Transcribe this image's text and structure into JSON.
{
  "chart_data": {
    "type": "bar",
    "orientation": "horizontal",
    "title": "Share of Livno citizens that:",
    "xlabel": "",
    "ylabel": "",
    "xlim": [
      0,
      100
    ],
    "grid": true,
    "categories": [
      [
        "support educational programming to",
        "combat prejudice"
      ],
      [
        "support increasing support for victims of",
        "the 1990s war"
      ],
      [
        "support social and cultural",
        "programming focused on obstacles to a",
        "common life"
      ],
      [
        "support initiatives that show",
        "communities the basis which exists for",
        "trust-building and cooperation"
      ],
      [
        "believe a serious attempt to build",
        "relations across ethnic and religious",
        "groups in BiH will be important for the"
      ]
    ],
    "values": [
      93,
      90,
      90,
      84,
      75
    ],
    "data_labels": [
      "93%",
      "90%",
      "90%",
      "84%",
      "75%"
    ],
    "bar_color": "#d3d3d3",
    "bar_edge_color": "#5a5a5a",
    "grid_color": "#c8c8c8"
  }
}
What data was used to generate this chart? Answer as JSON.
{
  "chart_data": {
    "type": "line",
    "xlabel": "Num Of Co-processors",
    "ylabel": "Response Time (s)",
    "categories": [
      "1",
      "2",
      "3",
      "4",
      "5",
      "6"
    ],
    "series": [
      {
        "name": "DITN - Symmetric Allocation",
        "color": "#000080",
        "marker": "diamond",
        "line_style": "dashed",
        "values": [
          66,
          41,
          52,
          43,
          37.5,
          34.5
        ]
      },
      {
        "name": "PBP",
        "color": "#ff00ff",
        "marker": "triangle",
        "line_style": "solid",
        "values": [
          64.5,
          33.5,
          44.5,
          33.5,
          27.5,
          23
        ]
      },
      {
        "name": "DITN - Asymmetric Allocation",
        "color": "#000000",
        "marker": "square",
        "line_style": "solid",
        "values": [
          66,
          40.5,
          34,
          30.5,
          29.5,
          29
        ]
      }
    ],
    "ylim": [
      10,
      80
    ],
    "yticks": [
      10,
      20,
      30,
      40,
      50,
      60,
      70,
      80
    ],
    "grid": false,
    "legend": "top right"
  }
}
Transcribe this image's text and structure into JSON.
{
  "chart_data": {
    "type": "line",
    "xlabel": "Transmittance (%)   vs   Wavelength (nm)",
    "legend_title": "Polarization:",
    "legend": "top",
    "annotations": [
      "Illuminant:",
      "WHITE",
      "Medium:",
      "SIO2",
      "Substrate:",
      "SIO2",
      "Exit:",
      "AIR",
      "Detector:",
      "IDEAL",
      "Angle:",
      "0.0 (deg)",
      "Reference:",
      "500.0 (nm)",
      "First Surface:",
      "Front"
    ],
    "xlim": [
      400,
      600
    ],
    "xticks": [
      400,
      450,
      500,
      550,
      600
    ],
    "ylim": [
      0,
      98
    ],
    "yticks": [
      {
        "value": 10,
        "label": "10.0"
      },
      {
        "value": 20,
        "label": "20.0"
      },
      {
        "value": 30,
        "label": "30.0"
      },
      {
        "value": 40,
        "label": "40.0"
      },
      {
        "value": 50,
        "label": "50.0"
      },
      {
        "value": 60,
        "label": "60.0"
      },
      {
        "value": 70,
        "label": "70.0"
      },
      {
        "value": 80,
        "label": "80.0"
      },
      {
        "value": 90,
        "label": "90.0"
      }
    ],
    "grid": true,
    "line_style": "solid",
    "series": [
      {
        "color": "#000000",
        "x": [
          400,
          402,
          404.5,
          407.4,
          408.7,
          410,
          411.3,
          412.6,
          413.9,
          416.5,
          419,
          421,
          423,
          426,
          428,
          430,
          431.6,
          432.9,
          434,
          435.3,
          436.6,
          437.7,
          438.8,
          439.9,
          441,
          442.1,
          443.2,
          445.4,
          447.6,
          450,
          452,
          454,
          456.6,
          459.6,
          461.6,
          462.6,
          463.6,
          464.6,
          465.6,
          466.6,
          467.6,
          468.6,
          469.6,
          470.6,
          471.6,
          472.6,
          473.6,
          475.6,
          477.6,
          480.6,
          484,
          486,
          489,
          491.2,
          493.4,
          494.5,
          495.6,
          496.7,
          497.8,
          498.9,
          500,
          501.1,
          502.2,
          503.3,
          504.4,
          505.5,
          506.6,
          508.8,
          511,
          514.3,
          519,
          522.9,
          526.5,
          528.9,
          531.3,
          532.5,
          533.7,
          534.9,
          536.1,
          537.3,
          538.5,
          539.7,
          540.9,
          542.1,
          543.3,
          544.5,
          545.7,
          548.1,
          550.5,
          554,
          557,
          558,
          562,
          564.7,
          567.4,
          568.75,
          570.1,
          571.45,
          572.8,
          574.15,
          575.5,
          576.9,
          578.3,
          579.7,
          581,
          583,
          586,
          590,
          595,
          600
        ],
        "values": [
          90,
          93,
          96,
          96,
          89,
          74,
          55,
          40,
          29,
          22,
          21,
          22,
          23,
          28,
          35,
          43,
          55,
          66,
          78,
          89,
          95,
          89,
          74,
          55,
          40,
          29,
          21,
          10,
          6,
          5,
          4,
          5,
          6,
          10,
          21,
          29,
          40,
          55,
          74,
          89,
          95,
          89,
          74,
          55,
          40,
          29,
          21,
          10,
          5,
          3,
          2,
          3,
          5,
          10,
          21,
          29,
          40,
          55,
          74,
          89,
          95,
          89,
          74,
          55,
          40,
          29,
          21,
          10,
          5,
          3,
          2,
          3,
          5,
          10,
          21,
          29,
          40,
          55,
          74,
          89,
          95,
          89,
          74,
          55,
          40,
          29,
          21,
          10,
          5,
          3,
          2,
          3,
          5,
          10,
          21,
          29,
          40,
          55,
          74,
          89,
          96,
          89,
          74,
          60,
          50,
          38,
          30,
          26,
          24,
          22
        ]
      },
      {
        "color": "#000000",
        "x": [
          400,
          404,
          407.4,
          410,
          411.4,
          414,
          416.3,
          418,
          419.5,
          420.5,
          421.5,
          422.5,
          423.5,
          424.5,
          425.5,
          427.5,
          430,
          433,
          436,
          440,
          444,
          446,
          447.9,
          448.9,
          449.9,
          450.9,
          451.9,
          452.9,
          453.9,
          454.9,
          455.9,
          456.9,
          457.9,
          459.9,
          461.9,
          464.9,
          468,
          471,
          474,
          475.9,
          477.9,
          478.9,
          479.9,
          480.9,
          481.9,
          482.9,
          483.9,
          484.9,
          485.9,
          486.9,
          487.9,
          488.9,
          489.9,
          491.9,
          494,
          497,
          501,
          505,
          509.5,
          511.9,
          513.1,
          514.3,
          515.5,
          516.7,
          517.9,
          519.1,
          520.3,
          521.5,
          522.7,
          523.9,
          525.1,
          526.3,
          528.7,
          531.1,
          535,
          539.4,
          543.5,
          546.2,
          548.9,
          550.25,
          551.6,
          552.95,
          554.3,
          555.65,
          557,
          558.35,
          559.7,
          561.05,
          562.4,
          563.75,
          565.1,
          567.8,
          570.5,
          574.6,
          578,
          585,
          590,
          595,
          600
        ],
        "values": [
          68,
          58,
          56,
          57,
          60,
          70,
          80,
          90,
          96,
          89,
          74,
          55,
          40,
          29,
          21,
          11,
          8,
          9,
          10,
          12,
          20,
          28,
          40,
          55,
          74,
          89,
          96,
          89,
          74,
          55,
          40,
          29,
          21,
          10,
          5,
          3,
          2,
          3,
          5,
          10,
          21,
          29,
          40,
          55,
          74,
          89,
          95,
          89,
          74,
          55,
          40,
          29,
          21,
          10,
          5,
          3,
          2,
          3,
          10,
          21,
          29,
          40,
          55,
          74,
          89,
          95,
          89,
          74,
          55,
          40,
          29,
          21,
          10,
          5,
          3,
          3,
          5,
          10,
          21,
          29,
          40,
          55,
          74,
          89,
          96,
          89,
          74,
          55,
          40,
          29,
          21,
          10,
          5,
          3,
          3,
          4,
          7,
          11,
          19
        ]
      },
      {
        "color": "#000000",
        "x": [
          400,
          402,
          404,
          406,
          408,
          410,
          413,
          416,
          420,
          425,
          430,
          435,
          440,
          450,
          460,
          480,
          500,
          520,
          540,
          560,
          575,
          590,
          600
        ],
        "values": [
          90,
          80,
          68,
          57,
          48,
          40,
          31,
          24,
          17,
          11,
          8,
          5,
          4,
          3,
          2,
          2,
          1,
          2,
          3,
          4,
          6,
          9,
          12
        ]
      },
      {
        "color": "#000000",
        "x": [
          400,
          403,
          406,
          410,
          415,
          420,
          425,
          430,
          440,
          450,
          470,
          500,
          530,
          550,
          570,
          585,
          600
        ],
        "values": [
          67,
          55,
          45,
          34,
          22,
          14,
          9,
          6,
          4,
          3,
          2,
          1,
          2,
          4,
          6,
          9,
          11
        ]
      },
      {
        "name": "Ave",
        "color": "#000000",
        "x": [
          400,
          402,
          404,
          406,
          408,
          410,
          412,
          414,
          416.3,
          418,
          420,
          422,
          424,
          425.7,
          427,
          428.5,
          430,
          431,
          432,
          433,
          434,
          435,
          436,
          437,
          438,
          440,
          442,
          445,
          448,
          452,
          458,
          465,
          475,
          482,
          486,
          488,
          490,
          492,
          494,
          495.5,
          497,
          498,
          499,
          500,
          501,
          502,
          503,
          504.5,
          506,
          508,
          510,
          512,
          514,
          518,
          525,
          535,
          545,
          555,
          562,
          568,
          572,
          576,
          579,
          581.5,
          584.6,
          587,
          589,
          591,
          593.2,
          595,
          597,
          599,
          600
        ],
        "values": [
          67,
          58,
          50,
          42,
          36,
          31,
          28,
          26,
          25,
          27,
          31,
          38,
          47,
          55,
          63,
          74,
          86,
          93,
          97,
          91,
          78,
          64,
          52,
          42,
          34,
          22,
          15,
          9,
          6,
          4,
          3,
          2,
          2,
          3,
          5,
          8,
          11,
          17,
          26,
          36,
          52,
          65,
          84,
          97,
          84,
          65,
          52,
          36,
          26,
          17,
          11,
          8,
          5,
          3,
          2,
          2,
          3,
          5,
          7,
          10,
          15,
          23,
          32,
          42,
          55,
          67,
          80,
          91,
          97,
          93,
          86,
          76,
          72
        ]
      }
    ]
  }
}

============================================================

● **Exercise directions**
Gather each line in the entries above where the string "xlabel" is found.

● **The result**
    "xlabel": "",
    "xlabel": "Num Of Co-processors",
    "xlabel": "Transmittance (%)   vs   Wavelength (nm)",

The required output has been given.